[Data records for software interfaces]
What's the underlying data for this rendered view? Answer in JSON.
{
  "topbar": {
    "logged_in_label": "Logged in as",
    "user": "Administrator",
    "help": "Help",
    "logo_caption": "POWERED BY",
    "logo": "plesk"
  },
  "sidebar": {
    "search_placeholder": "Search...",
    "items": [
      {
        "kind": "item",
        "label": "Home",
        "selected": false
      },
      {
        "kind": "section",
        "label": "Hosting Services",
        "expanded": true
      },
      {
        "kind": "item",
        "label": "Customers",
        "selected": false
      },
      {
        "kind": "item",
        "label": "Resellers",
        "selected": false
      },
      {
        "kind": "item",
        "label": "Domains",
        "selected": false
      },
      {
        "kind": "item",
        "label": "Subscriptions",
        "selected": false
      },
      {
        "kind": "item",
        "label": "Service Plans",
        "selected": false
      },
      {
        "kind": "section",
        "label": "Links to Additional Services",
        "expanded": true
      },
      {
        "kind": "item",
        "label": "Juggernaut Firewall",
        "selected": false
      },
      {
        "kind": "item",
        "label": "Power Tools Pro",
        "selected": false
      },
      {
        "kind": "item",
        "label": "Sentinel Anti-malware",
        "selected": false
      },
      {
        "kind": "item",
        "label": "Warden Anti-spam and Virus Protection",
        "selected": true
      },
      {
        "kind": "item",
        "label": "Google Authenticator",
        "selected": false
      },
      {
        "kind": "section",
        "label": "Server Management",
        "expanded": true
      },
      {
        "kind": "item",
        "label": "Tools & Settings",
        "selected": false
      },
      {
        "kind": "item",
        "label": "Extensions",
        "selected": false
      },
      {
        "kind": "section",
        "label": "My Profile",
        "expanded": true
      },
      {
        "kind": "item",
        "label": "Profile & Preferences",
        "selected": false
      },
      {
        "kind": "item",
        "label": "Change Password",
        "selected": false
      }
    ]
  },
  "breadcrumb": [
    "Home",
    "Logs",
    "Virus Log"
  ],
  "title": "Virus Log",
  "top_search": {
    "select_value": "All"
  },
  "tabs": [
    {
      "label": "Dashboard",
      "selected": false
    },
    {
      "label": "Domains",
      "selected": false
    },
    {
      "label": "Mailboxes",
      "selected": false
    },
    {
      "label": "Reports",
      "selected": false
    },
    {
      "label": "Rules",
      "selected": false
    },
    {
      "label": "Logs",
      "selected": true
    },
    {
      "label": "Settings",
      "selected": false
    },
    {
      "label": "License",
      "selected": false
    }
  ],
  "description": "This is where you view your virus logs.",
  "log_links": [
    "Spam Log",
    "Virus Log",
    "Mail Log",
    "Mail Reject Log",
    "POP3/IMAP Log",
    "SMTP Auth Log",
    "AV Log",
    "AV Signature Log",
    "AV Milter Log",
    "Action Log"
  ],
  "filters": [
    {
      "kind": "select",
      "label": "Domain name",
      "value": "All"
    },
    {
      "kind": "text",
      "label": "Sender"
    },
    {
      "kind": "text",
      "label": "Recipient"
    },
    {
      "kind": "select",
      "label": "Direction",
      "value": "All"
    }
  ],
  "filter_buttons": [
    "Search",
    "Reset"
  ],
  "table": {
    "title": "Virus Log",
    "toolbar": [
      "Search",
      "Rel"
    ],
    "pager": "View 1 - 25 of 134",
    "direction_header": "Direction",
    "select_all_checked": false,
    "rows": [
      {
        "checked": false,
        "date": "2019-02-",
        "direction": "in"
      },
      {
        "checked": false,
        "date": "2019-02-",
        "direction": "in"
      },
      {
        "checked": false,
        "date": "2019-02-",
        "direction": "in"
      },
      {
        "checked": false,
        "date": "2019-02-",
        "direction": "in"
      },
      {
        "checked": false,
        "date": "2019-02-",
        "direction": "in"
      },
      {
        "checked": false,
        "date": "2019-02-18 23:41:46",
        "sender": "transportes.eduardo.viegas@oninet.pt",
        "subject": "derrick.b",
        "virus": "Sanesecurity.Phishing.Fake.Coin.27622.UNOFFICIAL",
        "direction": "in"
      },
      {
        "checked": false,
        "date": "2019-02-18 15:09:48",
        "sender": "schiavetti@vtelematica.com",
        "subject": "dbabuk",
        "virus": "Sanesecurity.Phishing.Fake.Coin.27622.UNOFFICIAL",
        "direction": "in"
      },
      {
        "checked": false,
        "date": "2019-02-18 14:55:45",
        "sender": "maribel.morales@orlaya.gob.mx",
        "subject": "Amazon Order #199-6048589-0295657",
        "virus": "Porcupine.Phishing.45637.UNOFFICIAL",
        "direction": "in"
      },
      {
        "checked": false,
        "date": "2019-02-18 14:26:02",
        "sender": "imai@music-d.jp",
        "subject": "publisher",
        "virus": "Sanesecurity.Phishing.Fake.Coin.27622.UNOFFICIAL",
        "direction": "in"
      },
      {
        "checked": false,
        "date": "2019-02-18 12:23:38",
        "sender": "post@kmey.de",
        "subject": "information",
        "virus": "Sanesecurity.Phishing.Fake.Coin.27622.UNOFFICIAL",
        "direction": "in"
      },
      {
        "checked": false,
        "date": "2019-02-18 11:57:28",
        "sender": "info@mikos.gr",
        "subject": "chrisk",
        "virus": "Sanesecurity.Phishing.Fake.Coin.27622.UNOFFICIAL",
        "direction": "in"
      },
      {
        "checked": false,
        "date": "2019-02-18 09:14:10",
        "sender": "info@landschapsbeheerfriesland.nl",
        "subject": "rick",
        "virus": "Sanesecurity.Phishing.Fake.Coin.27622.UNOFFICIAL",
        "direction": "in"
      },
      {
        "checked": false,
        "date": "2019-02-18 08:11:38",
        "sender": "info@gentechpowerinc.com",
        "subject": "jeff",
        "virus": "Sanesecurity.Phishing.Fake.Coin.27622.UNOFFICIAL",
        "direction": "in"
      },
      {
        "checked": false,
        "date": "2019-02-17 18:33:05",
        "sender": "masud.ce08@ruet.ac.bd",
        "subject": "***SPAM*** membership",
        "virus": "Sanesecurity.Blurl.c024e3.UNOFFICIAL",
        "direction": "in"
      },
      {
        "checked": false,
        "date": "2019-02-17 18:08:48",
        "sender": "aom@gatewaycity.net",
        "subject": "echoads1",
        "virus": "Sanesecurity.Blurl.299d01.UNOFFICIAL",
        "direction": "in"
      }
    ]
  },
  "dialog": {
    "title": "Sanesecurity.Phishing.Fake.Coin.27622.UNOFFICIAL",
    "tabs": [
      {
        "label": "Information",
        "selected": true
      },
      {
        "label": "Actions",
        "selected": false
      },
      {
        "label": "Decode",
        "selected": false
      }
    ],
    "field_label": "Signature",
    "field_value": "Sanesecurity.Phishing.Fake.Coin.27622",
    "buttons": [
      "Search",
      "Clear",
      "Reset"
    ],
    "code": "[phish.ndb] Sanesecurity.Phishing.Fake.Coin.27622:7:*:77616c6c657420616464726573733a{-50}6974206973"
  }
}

» **Action item**: An exact reproduction of all the records is needed.

» **Finished exercise**:
What's the underlying data for this rendered view? Answer in JSON.
{
  "topbar": {
    "logged_in_label": "Logged in as",
    "user": "Administrator",
    "help": "Help",
    "logo_caption": "POWERED BY",
    "logo": "plesk"
  },
  "sidebar": {
    "search_placeholder": "Search...",
    "items": [
      {
        "kind": "item",
        "label": "Home",
        "selected": false
      },
      {
        "kind": "section",
        "label": "Hosting Services",
        "expanded": true
      },
      {
        "kind": "item",
        "label": "Customers",
        "selected": false
      },
      {
        "kind": "item",
        "label": "Resellers",
        "selected": false
      },
      {
        "kind": "item",
        "label": "Domains",
        "selected": false
      },
      {
        "kind": "item",
        "label": "Subscriptions",
        "selected": false
      },
      {
        "kind": "item",
        "label": "Service Plans",
        "selected": false
      },
      {
        "kind": "section",
        "label": "Links to Additional Services",
        "expanded": true
      },
      {
        "kind": "item",
        "label": "Juggernaut Firewall",
        "selected": false
      },
      {
        "kind": "item",
        "label": "Power Tools Pro",
        "selected": false
      },
      {
        "kind": "item",
        "label": "Sentinel Anti-malware",
        "selected": false
      },
      {
        "kind": "item",
        "label": "Warden Anti-spam and Virus Protection",
        "selected": true
      },
      {
        "kind": "item",
        "label": "Google Authenticator",
        "selected": false
      },
      {
        "kind": "section",
        "label": "Server Management",
        "expanded": true
      },
      {
        "kind": "item",
        "label": "Tools & Settings",
        "selected": false
      },
      {
        "kind": "item",
        "label": "Extensions",
        "selected": false
      },
      {
        "kind": "section",
        "label": "My Profile",
        "expanded": true
      },
      {
        "kind": "item",
        "label": "Profile & Preferences",
        "selected": false
      },
      {
        "kind": "item",
        "label": "Change Password",
        "selected": false
      }
    ]
  },
  "breadcrumb": [
    "Home",
    "Logs",
    "Virus Log"
  ],
  "title": "Virus Log",
  "top_search": {
    "select_value": "All"
  },
  "tabs": [
    {
      "label": "Dashboard",
      "selected": false
    },
    {
      "label": "Domains",
      "selected": false
    },
    {
      "label": "Mailboxes",
      "selected": false
    },
    {
      "label": "Reports",
      "selected": false
    },
    {
      "label": "Rules",
      "selected": false
    },
    {
      "label": "Logs",
      "selected": true
    },
    {
      "label": "Settings",
      "selected": false
    },
    {
      "label": "License",
      "selected": false
    }
  ],
  "description": "This is where you view your virus logs.",
  "log_links": [
    "Spam Log",
    "Virus Log",
    "Mail Log",
    "Mail Reject Log",
    "POP3/IMAP Log",
    "SMTP Auth Log",
    "AV Log",
    "AV Signature Log",
    "AV Milter Log",
    "Action Log"
  ],
  "filters": [
    {
      "kind": "select",
      "label": "Domain name",
      "value": "All"
    },
    {
      "kind": "text",
      "label": "Sender"
    },
    {
      "kind": "text",
      "label": "Recipient"
    },
    {
      "kind": "select",
      "label": "Direction",
      "value": "All"
    }
  ],
  "filter_buttons": [
    "Search",
    "Reset"
  ],
  "table": {
    "title": "Virus Log",
    "toolbar": [
      "Search",
      "Rel"
    ],
    "pager": "View 1 - 25 of 134",
    "direction_header": "Direction",
    "select_all_checked": false,
    "rows": [
      {
        "checked": false,
        "date": "2019-02-",
        "direction": "in"
      },
      {
        "checked": false,
        "date": "2019-02-",
        "direction": "in"
      },
      {
        "checked": false,
        "date": "2019-02-",
        "direction": "in"
      },
      {
        "checked": false,
        "date": "2019-02-",
        "direction": "in"
      },
      {
        "checked": false,
        "date": "2019-02-",
        "direction": "in"
      },
      {
        "checked": false,
        "date": "2019-02-18 23:41:46",
        "sender": "transportes.eduardo.viegas@oninet.pt",
        "subject": "derrick.b",
        "virus": "Sanesecurity.Phishing.Fake.Coin.27622.UNOFFICIAL",
        "direction": "in"
      },
      {
        "checked": false,
        "date": "2019-02-18 15:09:48",
        "sender": "schiavetti@vtelematica.com",
        "subject": "dbabuk",
        "virus": "Sanesecurity.Phishing.Fake.Coin.27622.UNOFFICIAL",
        "direction": "in"
      },
      {
        "checked": false,
        "date": "2019-02-18 14:55:45",
        "sender": "maribel.morales@orlaya.gob.mx",
        "subject": "Amazon Order #199-6048589-0295657",
        "virus": "Porcupine.Phishing.45637.UNOFFICIAL",
        "direction": "in"
      },
      {
        "checked": false,
        "date": "2019-02-18 14:26:02",
        "sender": "imai@music-d.jp",
        "subject": "publisher",
        "virus": "Sanesecurity.Phishing.Fake.Coin.27622.UNOFFICIAL",
        "direction": "in"
      },
      {
        "checked": false,
        "date": "2019-02-18 12:23:38",
        "sender": "post@kmey.de",
        "subject": "information",
        "virus": "Sanesecurity.Phishing.Fake.Coin.27622.UNOFFICIAL",
        "direction": "in"
      },
      {
        "checked": false,
        "date": "2019-02-18 11:57:28",
        "sender": "info@mikos.gr",
        "subject": "chrisk",
        "virus": "Sanesecurity.Phishing.Fake.Coin.27622.UNOFFICIAL",
        "direction": "in"
      },
      {
        "checked": false,
        "date": "2019-02-18 09:14:10",
        "sender": "info@landschapsbeheerfriesland.nl",
        "subject": "rick",
        "virus": "Sanesecurity.Phishing.Fake.Coin.27622.UNOFFICIAL",
        "direction": "in"
      },
      {
        "checked": false,
        "date": "2019-02-18 08:11:38",
        "sender": "info@gentechpowerinc.com",
        "subject": "jeff",
        "virus": "Sanesecurity.Phishing.Fake.Coin.27622.UNOFFICIAL",
        "direction": "in"
      },
      {
        "checked": false,
        "date": "2019-02-17 18:33:05",
        "sender": "masud.ce08@ruet.ac.bd",
        "subject": "***SPAM*** membership",
        "virus": "Sanesecurity.Blurl.c024e3.UNOFFICIAL",
        "direction": "in"
      },
      {
        "checked": false,
        "date": "2019-02-17 18:08:48",
        "sender": "aom@gatewaycity.net",
        "subject": "echoads1",
        "virus": "Sanesecurity.Blurl.299d01.UNOFFICIAL",
        "direction": "in"
      }
    ]
  },
  "dialog": {
    "title": "Sanesecurity.Phishing.Fake.Coin.27622.UNOFFICIAL",
    "tabs": [
      {
        "label": "Information",
        "selected": true
      },
      {
        "label": "Actions",
        "selected": false
      },
      {
        "label": "Decode",
        "selected": false
      }
    ],
    "field_label": "Signature",
    "field_value": "Sanesecurity.Phishing.Fake.Coin.27622",
    "buttons": [
      "Search",
      "Clear",
      "Reset"
    ],
    "code": "[phish.ndb] Sanesecurity.Phishing.Fake.Coin.27622:7:*:77616c6c657420616464726573733a{-50}6974206973"
  }
}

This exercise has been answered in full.